---- DATASET RECORDS

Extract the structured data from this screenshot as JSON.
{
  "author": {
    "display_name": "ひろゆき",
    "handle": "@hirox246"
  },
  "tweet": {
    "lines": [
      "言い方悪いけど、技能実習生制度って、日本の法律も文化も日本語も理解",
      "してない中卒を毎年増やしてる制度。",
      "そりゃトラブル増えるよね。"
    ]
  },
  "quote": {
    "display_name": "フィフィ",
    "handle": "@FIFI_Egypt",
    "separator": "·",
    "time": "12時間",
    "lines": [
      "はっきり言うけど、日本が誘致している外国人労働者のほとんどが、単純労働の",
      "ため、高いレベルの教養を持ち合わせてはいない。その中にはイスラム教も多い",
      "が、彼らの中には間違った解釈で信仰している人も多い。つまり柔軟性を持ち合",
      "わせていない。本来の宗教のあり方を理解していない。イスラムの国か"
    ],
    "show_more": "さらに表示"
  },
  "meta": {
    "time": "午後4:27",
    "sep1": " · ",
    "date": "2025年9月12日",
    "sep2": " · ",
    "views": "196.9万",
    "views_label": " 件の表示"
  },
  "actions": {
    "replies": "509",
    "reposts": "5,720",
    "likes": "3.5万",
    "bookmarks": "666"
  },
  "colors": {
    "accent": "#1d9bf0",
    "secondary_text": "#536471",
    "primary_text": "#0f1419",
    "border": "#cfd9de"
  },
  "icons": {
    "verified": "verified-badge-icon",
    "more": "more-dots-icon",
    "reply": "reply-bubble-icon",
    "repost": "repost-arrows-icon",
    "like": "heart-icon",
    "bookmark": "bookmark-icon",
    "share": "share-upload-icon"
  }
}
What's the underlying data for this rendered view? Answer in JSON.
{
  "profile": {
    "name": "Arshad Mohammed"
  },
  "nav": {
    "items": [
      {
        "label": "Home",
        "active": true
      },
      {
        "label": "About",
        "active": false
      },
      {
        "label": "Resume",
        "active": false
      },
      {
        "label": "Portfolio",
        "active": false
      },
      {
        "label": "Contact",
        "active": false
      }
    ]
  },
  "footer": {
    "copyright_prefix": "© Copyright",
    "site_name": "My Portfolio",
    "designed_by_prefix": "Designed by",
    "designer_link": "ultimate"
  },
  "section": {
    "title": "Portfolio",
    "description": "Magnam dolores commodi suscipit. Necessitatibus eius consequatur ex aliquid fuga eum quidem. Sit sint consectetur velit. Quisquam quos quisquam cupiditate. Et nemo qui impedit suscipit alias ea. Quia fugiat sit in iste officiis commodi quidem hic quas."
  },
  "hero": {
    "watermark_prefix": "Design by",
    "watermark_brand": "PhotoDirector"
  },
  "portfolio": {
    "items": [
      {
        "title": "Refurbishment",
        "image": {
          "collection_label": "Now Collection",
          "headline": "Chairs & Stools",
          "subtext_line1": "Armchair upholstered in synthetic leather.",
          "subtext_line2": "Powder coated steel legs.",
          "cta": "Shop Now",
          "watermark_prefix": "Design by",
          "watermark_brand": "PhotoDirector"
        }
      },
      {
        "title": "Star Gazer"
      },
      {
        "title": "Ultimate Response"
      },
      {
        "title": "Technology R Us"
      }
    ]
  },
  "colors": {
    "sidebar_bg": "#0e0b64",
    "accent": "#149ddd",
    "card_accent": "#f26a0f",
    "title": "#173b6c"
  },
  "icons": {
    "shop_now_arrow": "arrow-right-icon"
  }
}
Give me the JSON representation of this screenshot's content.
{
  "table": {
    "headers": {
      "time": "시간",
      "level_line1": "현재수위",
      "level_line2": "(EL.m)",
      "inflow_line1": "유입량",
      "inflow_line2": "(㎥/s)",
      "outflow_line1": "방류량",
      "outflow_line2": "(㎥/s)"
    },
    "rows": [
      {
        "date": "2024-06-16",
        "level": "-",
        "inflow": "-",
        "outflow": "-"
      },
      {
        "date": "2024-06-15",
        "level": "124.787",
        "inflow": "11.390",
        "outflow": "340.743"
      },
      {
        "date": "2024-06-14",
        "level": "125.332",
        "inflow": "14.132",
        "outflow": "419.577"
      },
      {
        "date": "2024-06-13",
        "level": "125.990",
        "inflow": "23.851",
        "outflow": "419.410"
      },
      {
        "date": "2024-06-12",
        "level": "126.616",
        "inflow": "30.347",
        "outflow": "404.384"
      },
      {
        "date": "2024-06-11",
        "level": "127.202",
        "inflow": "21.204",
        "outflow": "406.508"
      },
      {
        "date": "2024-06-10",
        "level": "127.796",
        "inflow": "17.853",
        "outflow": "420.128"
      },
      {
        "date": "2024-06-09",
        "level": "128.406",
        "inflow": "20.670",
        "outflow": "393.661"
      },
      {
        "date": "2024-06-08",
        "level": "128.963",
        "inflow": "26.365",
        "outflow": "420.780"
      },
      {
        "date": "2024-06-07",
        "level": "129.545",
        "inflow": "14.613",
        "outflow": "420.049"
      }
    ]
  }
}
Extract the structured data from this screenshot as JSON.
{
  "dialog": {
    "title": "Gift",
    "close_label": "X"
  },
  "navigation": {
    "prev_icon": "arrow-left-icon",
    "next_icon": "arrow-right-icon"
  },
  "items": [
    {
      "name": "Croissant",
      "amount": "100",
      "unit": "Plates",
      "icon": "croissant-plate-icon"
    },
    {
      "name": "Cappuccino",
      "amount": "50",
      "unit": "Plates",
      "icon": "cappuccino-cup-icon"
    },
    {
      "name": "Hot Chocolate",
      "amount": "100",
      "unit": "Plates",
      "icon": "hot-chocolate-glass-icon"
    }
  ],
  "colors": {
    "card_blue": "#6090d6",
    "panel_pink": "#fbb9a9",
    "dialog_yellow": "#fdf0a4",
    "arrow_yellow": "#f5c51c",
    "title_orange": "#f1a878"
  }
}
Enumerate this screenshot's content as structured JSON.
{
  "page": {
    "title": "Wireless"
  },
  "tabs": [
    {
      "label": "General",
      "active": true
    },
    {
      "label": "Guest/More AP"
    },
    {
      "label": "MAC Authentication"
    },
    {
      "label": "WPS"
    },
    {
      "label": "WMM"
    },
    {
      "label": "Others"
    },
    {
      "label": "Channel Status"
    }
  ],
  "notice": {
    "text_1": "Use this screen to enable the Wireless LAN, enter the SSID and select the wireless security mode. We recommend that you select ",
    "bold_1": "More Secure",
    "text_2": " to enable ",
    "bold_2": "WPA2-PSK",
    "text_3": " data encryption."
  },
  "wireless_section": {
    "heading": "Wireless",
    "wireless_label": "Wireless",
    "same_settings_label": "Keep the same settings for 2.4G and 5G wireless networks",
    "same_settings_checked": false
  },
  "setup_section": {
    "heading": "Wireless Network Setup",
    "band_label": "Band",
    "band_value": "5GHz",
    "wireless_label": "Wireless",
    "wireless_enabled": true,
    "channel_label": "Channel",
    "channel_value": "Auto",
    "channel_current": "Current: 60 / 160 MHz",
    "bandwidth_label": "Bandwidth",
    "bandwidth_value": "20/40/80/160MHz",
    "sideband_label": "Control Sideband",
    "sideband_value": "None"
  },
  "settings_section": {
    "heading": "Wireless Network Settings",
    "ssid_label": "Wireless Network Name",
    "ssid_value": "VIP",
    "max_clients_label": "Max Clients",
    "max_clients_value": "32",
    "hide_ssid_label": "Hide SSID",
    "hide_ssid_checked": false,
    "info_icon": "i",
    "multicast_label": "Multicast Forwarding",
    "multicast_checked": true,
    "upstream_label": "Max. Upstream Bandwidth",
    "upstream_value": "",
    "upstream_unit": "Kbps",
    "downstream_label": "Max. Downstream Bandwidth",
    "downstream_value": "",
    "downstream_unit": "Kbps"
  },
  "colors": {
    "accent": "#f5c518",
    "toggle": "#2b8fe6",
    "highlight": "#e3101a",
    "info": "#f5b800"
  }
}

--------

- _REQUIRED TASK_:
Extract the full listing above without altering anything.

- _FULL SOLUTION_:
Extract the structured data from this screenshot as JSON.
{
  "author": {
    "display_name": "ひろゆき",
    "handle": "@hirox246"
  },
  "tweet": {
    "lines": [
      "言い方悪いけど、技能実習生制度って、日本の法律も文化も日本語も理解",
      "してない中卒を毎年増やしてる制度。",
      "そりゃトラブル増えるよね。"
    ]
  },
  "quote": {
    "display_name": "フィフィ",
    "handle": "@FIFI_Egypt",
    "separator": "·",
    "time": "12時間",
    "lines": [
      "はっきり言うけど、日本が誘致している外国人労働者のほとんどが、単純労働の",
      "ため、高いレベルの教養を持ち合わせてはいない。その中にはイスラム教も多い",
      "が、彼らの中には間違った解釈で信仰している人も多い。つまり柔軟性を持ち合",
      "わせていない。本来の宗教のあり方を理解していない。イスラムの国か"
    ],
    "show_more": "さらに表示"
  },
  "meta": {
    "time": "午後4:27",
    "sep1": " · ",
    "date": "2025年9月12日",
    "sep2": " · ",
    "views": "196.9万",
    "views_label": " 件の表示"
  },
  "actions": {
    "replies": "509",
    "reposts": "5,720",
    "likes": "3.5万",
    "bookmarks": "666"
  },
  "colors": {
    "accent": "#1d9bf0",
    "secondary_text": "#536471",
    "primary_text": "#0f1419",
    "border": "#cfd9de"
  },
  "icons": {
    "verified": "verified-badge-icon",
    "more": "more-dots-icon",
    "reply": "reply-bubble-icon",
    "repost": "repost-arrows-icon",
    "like": "heart-icon",
    "bookmark": "bookmark-icon",
    "share": "share-upload-icon"
  }
}
What's the underlying data for this rendered view? Answer in JSON.
{
  "profile": {
    "name": "Arshad Mohammed"
  },
  "nav": {
    "items": [
      {
        "label": "Home",
        "active": true
      },
      {
        "label": "About",
        "active": false
      },
      {
        "label": "Resume",
        "active": false
      },
      {
        "label": "Portfolio",
        "active": false
      },
      {
        "label": "Contact",
        "active": false
      }
    ]
  },
  "footer": {
    "copyright_prefix": "© Copyright",
    "site_name": "My Portfolio",
    "designed_by_prefix": "Designed by",
    "designer_link": "ultimate"
  },
  "section": {
    "title": "Portfolio",
    "description": "Magnam dolores commodi suscipit. Necessitatibus eius consequatur ex aliquid fuga eum quidem. Sit sint consectetur velit. Quisquam quos quisquam cupiditate. Et nemo qui impedit suscipit alias ea. Quia fugiat sit in iste officiis commodi quidem hic quas."
  },
  "hero": {
    "watermark_prefix": "Design by",
    "watermark_brand": "PhotoDirector"
  },
  "portfolio": {
    "items": [
      {
        "title": "Refurbishment",
        "image": {
          "collection_label": "Now Collection",
          "headline": "Chairs & Stools",
          "subtext_line1": "Armchair upholstered in synthetic leather.",
          "subtext_line2": "Powder coated steel legs.",
          "cta": "Shop Now",
          "watermark_prefix": "Design by",
          "watermark_brand": "PhotoDirector"
        }
      },
      {
        "title": "Star Gazer"
      },
      {
        "title": "Ultimate Response"
      },
      {
        "title": "Technology R Us"
      }
    ]
  },
  "colors": {
    "sidebar_bg": "#0e0b64",
    "accent": "#149ddd",
    "card_accent": "#f26a0f",
    "title": "#173b6c"
  },
  "icons": {
    "shop_now_arrow": "arrow-right-icon"
  }
}
Give me the JSON representation of this screenshot's content.
{
  "table": {
    "headers": {
      "time": "시간",
      "level_line1": "현재수위",
      "level_line2": "(EL.m)",
      "inflow_line1": "유입량",
      "inflow_line2": "(㎥/s)",
      "outflow_line1": "방류량",
      "outflow_line2": "(㎥/s)"
    },
    "rows": [
      {
        "date": "2024-06-16",
        "level": "-",
        "inflow": "-",
        "outflow": "-"
      },
      {
        "date": "2024-06-15",
        "level": "124.787",
        "inflow": "11.390",
        "outflow": "340.743"
      },
      {
        "date": "2024-06-14",
        "level": "125.332",
        "inflow": "14.132",
        "outflow": "419.577"
      },
      {
        "date": "2024-06-13",
        "level": "125.990",
        "inflow": "23.851",
        "outflow": "419.410"
      },
      {
        "date": "2024-06-12",
        "level": "126.616",
        "inflow": "30.347",
        "outflow": "404.384"
      },
      {
        "date": "2024-06-11",
        "level": "127.202",
        "inflow": "21.204",
        "outflow": "406.508"
      },
      {
        "date": "2024-06-10",
        "level": "127.796",
        "inflow": "17.853",
        "outflow": "420.128"
      },
      {
        "date": "2024-06-09",
        "level": "128.406",
        "inflow": "20.670",
        "outflow": "393.661"
      },
      {
        "date": "2024-06-08",
        "level": "128.963",
        "inflow": "26.365",
        "outflow": "420.780"
      },
      {
        "date": "2024-06-07",
        "level": "129.545",
        "inflow": "14.613",
        "outflow": "420.049"
      }
    ]
  }
}
Extract the structured data from this screenshot as JSON.
{
  "dialog": {
    "title": "Gift",
    "close_label": "X"
  },
  "navigation": {
    "prev_icon": "arrow-left-icon",
    "next_icon": "arrow-right-icon"
  },
  "items": [
    {
      "name": "Croissant",
      "amount": "100",
      "unit": "Plates",
      "icon": "croissant-plate-icon"
    },
    {
      "name": "Cappuccino",
      "amount": "50",
      "unit": "Plates",
      "icon": "cappuccino-cup-icon"
    },
    {
      "name": "Hot Chocolate",
      "amount": "100",
      "unit": "Plates",
      "icon": "hot-chocolate-glass-icon"
    }
  ],
  "colors": {
    "card_blue": "#6090d6",
    "panel_pink": "#fbb9a9",
    "dialog_yellow": "#fdf0a4",
    "arrow_yellow": "#f5c51c",
    "title_orange": "#f1a878"
  }
}
Enumerate this screenshot's content as structured JSON.
{
  "page": {
    "title": "Wireless"
  },
  "tabs": [
    {
      "label": "General",
      "active": true
    },
    {
      "label": "Guest/More AP"
    },
    {
      "label": "MAC Authentication"
    },
    {
      "label": "WPS"
    },
    {
      "label": "WMM"
    },
    {
      "label": "Others"
    },
    {
      "label": "Channel Status"
    }
  ],
  "notice": {
    "text_1": "Use this screen to enable the Wireless LAN, enter the SSID and select the wireless security mode. We recommend that you select ",
    "bold_1": "More Secure",
    "text_2": " to enable ",
    "bold_2": "WPA2-PSK",
    "text_3": " data encryption."
  },
  "wireless_section": {
    "heading": "Wireless",
    "wireless_label": "Wireless",
    "same_settings_label": "Keep the same settings for 2.4G and 5G wireless networks",
    "same_settings_checked": false
  },
  "setup_section": {
    "heading": "Wireless Network Setup",
    "band_label": "Band",
    "band_value": "5GHz",
    "wireless_label": "Wireless",
    "wireless_enabled": true,
    "channel_label": "Channel",
    "channel_value": "Auto",
    "channel_current": "Current: 60 / 160 MHz",
    "bandwidth_label": "Bandwidth",
    "bandwidth_value": "20/40/80/160MHz",
    "sideband_label": "Control Sideband",
    "sideband_value": "None"
  },
  "settings_section": {
    "heading": "Wireless Network Settings",
    "ssid_label": "Wireless Network Name",
    "ssid_value": "VIP",
    "max_clients_label": "Max Clients",
    "max_clients_value": "32",
    "hide_ssid_label": "Hide SSID",
    "hide_ssid_checked": false,
    "info_icon": "i",
    "multicast_label": "Multicast Forwarding",
    "multicast_checked": true,
    "upstream_label": "Max. Upstream Bandwidth",
    "upstream_value": "",
    "upstream_unit": "Kbps",
    "downstream_label": "Max. Downstream Bandwidth",
    "downstream_value": "",
    "downstream_unit": "Kbps"
  },
  "colors": {
    "accent": "#f5c518",
    "toggle": "#2b8fe6",
    "highlight": "#e3101a",
    "info": "#f5b800"
  }
}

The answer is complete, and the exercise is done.